▸ **PROBLEM DESCRIPTION**:
In the entries below, find every line with "ijtimoiy" and copy it.
<<<<
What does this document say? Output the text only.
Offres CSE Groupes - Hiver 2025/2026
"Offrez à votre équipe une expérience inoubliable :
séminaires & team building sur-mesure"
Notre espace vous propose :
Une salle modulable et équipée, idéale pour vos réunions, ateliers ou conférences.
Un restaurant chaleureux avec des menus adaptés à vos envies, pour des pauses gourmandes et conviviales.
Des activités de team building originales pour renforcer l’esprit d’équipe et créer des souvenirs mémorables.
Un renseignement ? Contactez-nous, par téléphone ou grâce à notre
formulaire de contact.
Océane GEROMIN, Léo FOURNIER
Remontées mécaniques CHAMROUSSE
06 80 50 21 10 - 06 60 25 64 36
>>>>
<<<<
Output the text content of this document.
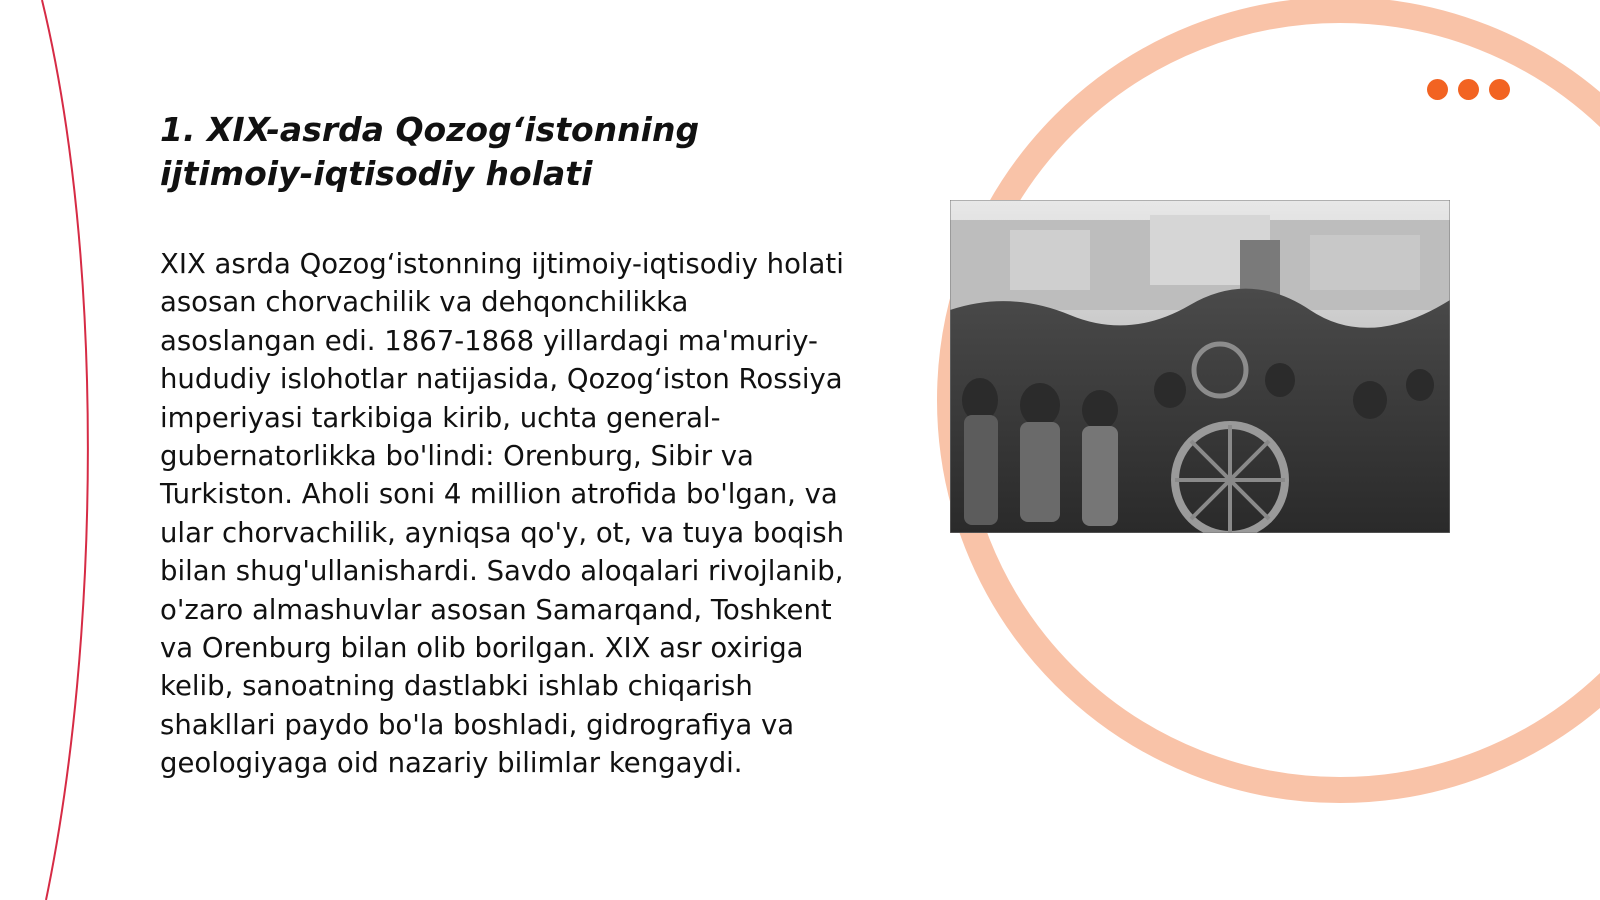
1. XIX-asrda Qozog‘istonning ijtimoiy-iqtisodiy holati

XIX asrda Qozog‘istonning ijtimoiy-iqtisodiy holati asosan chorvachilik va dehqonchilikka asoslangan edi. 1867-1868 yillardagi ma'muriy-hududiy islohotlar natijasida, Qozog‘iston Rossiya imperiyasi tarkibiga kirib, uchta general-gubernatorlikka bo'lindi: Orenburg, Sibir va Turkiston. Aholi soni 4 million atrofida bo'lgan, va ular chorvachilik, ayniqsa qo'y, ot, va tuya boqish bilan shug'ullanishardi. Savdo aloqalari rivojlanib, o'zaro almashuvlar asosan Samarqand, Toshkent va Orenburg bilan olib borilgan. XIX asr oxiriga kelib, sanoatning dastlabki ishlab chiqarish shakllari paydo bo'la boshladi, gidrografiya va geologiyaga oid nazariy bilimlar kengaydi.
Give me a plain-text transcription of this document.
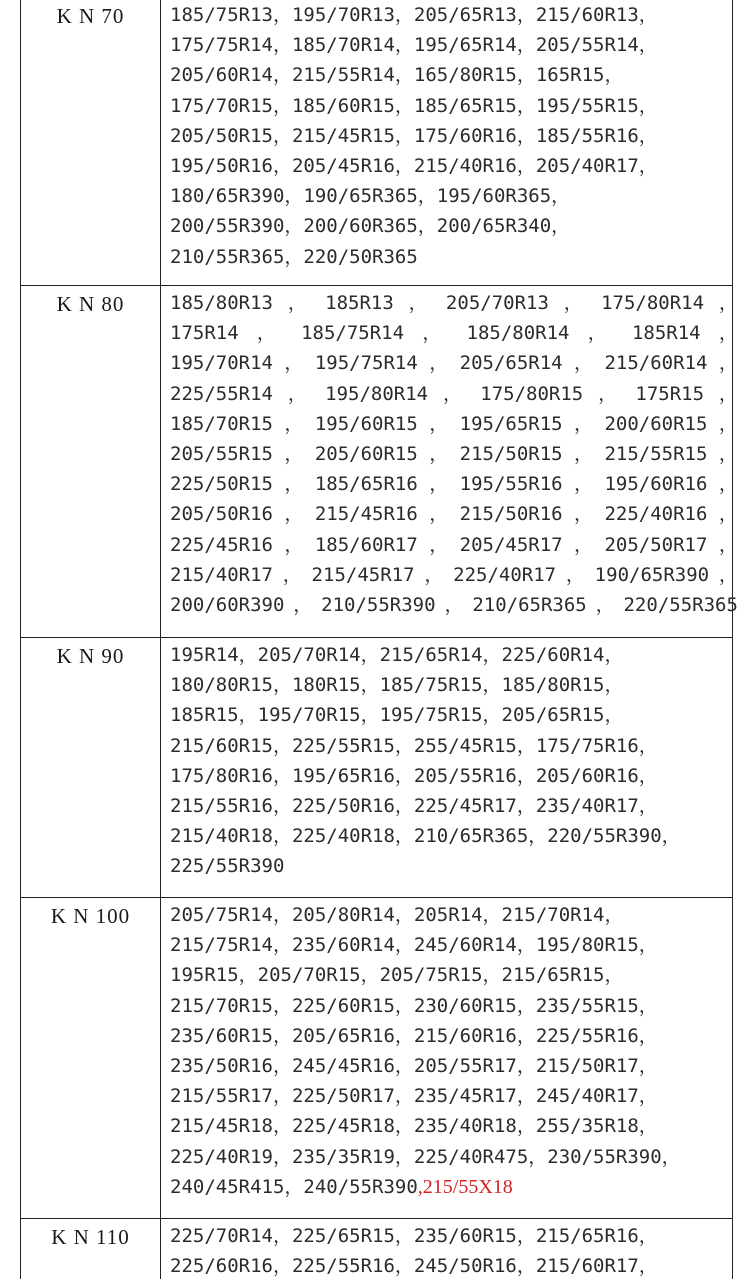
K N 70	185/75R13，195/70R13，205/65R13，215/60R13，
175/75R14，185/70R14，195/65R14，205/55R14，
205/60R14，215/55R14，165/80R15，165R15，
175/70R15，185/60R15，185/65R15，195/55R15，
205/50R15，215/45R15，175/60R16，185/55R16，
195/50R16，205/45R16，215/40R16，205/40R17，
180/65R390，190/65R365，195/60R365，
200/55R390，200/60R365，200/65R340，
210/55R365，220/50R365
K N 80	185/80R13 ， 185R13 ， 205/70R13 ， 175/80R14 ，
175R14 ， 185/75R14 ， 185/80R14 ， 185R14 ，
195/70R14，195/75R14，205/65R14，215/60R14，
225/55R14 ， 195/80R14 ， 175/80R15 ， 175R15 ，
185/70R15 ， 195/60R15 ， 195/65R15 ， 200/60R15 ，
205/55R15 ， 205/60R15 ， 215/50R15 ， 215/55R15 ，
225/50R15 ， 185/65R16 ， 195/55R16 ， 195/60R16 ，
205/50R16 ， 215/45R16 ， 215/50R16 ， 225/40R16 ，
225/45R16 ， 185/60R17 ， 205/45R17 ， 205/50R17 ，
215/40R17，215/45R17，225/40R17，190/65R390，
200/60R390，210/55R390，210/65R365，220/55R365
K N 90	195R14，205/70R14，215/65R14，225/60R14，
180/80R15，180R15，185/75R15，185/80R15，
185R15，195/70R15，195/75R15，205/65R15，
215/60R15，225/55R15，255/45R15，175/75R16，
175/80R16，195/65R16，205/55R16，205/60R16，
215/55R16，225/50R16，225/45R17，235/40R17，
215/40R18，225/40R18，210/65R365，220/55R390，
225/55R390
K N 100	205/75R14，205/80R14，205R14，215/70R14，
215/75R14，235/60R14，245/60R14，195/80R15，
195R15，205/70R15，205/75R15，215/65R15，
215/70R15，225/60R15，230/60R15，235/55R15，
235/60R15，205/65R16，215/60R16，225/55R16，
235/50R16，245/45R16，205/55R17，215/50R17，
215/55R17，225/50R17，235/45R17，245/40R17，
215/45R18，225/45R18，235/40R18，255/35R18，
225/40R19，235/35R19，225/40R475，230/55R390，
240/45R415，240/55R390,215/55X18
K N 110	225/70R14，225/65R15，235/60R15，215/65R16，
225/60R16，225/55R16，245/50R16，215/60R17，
>>>>
▸ **REPLY**:
1. XIX-asrda Qozog‘istonning ijtimoiy-iqtisodiy holati
XIX asrda Qozog‘istonning ijtimoiy-iqtisodiy holati asosan chorvachilik va dehqonchilikka asoslangan edi. 1867-1868 yillardagi ma'muriy-hududiy islohotlar natijasida, Qozog‘iston Rossiya imperiyasi tarkibiga kirib, uchta general-gubernatorlikka bo'lindi: Orenburg, Sibir va Turkiston. Aholi soni 4 million atrofida bo'lgan, va ular chorvachilik, ayniqsa qo'y, ot, va tuya boqish bilan shug'ullanishardi. Savdo aloqalari rivojlanib, o'zaro almashuvlar asosan Samarqand, Toshkent va Orenburg bilan olib borilgan. XIX asr oxiriga kelib, sanoatning dastlabki ishlab chiqarish shakllari paydo bo'la boshladi, gidrografiya va geologiyaga oid nazariy bilimlar kengaydi.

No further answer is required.